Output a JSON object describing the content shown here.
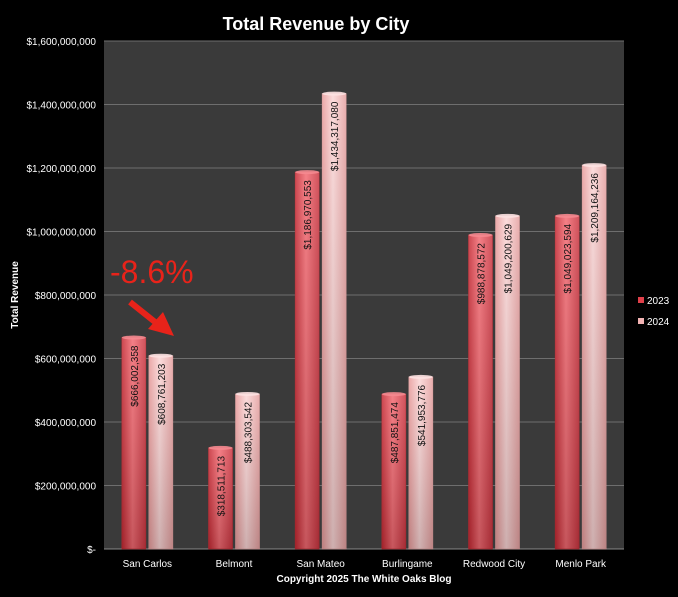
{
  "chart_data": {
    "type": "bar",
    "title": "Total Revenue by City",
    "ylabel": "Total Revenue",
    "xlabel": "Copyright 2025 The White Oaks Blog",
    "categories": [
      "San Carlos",
      "Belmont",
      "San Mateo",
      "Burlingame",
      "Redwood City",
      "Menlo Park"
    ],
    "series": [
      {
        "name": "2023",
        "color": "#e0404a",
        "values": [
          666002358,
          318511713,
          1186970553,
          487851474,
          988878572,
          1049023594
        ],
        "labels": [
          "$666,002,358",
          "$318,511,713",
          "$1,186,970,553",
          "$487,851,474",
          "$988,878,572",
          "$1,049,023,594"
        ]
      },
      {
        "name": "2024",
        "color": "#f2b3b3",
        "values": [
          608761203,
          488303542,
          1434317080,
          541953776,
          1049200629,
          1209164236
        ],
        "labels": [
          "$608,761,203",
          "$488,303,542",
          "$1,434,317,080",
          "$541,953,776",
          "$1,049,200,629",
          "$1,209,164,236"
        ]
      }
    ],
    "ylim": [
      0,
      1600000000
    ],
    "yticks": [
      0,
      200000000,
      400000000,
      600000000,
      800000000,
      1000000000,
      1200000000,
      1400000000,
      1600000000
    ],
    "ytick_labels": [
      "$-",
      "$200,000,000",
      "$400,000,000",
      "$600,000,000",
      "$800,000,000",
      "$1,000,000,000",
      "$1,200,000,000",
      "$1,400,000,000",
      "$1,600,000,000"
    ],
    "grid": true,
    "legend": "right",
    "background": "#3a3a3a",
    "annotation": {
      "text": "-8.6%",
      "color": "#e8231a",
      "target_category": "San Carlos"
    }
  }
}
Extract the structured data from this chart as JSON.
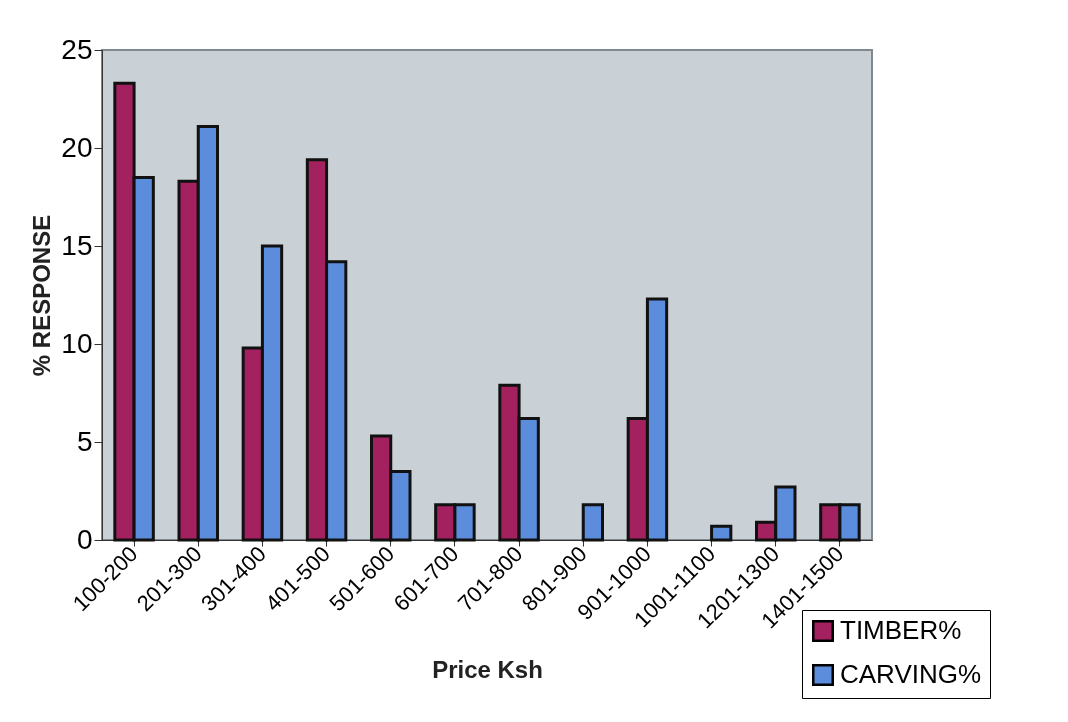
{
  "chart_data": {
    "type": "bar",
    "xlabel": "Price Ksh",
    "ylabel": "% RESPONSE",
    "categories": [
      "100-200",
      "201-300",
      "301-400",
      "401-500",
      "501-600",
      "601-700",
      "701-800",
      "801-900",
      "901-1000",
      "1001-1100",
      "1201-1300",
      "1401-1500"
    ],
    "series": [
      {
        "name": "TIMBER%",
        "color": "#a3215f",
        "values": [
          23.3,
          18.3,
          9.8,
          19.4,
          5.3,
          1.8,
          7.9,
          0,
          6.2,
          0,
          0.9,
          1.8
        ]
      },
      {
        "name": "CARVING%",
        "color": "#5b8ddc",
        "values": [
          18.5,
          21.1,
          15.0,
          14.2,
          3.5,
          1.8,
          6.2,
          1.8,
          12.3,
          0.7,
          2.7,
          1.8
        ]
      }
    ],
    "ylim": [
      0,
      25
    ],
    "yticks": [
      0,
      5,
      10,
      15,
      20,
      25
    ],
    "grid": false,
    "legend": "bottom right"
  }
}
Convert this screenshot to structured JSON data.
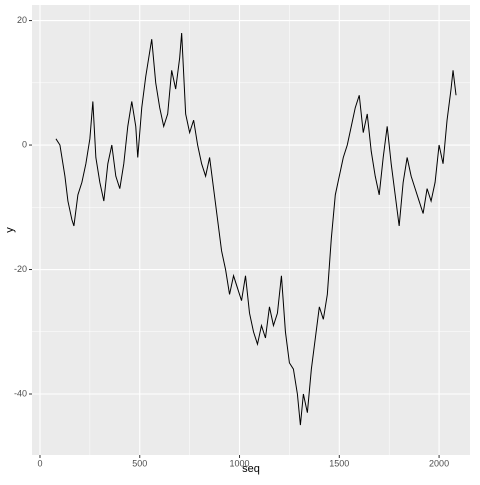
{
  "chart_data": {
    "type": "line",
    "x_label": "seq",
    "y_label": "y",
    "x": [
      80,
      100,
      125,
      140,
      160,
      170,
      190,
      210,
      230,
      250,
      265,
      280,
      300,
      320,
      340,
      360,
      380,
      400,
      420,
      440,
      460,
      480,
      490,
      510,
      530,
      560,
      580,
      600,
      620,
      640,
      660,
      680,
      700,
      710,
      730,
      750,
      770,
      790,
      810,
      830,
      850,
      870,
      890,
      910,
      930,
      950,
      970,
      990,
      1010,
      1030,
      1050,
      1070,
      1090,
      1110,
      1130,
      1150,
      1170,
      1190,
      1210,
      1230,
      1250,
      1270,
      1290,
      1305,
      1320,
      1340,
      1360,
      1380,
      1400,
      1420,
      1440,
      1460,
      1480,
      1500,
      1520,
      1540,
      1560,
      1580,
      1600,
      1620,
      1640,
      1660,
      1680,
      1700,
      1720,
      1740,
      1760,
      1780,
      1800,
      1820,
      1840,
      1860,
      1880,
      1900,
      1920,
      1940,
      1960,
      1980,
      2000,
      2020,
      2040,
      2060,
      2070,
      2085
    ],
    "series": [
      {
        "color": "#000000",
        "values": [
          1,
          0,
          -5,
          -9,
          -12,
          -13,
          -8,
          -6,
          -3,
          1,
          7,
          -2,
          -6,
          -9,
          -3,
          0,
          -5,
          -7,
          -3,
          3,
          7,
          3,
          -2,
          6,
          11,
          17,
          10,
          6,
          3,
          5,
          12,
          9,
          14,
          18,
          5,
          2,
          4,
          0,
          -3,
          -5,
          -2,
          -7,
          -12,
          -17,
          -20,
          -24,
          -21,
          -23,
          -25,
          -21,
          -27,
          -30,
          -32,
          -29,
          -31,
          -26,
          -29,
          -27,
          -21,
          -30,
          -35,
          -36,
          -40,
          -45,
          -40,
          -43,
          -36,
          -31,
          -26,
          -28,
          -24,
          -15,
          -8,
          -5,
          -2,
          0,
          3,
          6,
          8,
          2,
          5,
          -1,
          -5,
          -8,
          -2,
          3,
          -3,
          -8,
          -13,
          -6,
          -2,
          -5,
          -7,
          -9,
          -11,
          -7,
          -9,
          -6,
          0,
          -3,
          4,
          9,
          12,
          8
        ]
      }
    ],
    "xlim": [
      -40,
      2155
    ],
    "ylim": [
      -49.8,
      22.5
    ],
    "xticks": [
      0,
      500,
      1000,
      1500,
      2000
    ],
    "yticks": [
      -40,
      -20,
      0,
      20
    ],
    "x_minor_ticks": [
      250,
      750,
      1250,
      1750
    ],
    "y_minor_ticks": [
      -30,
      -10,
      10
    ],
    "grid": true,
    "background": "#ebebeb"
  }
}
######
Find the lines above holding the word "xlabel" and show them.

    "xlabel": "Copyright 2025 The White Oaks Blog",
    "xlabel": "Price Ksh",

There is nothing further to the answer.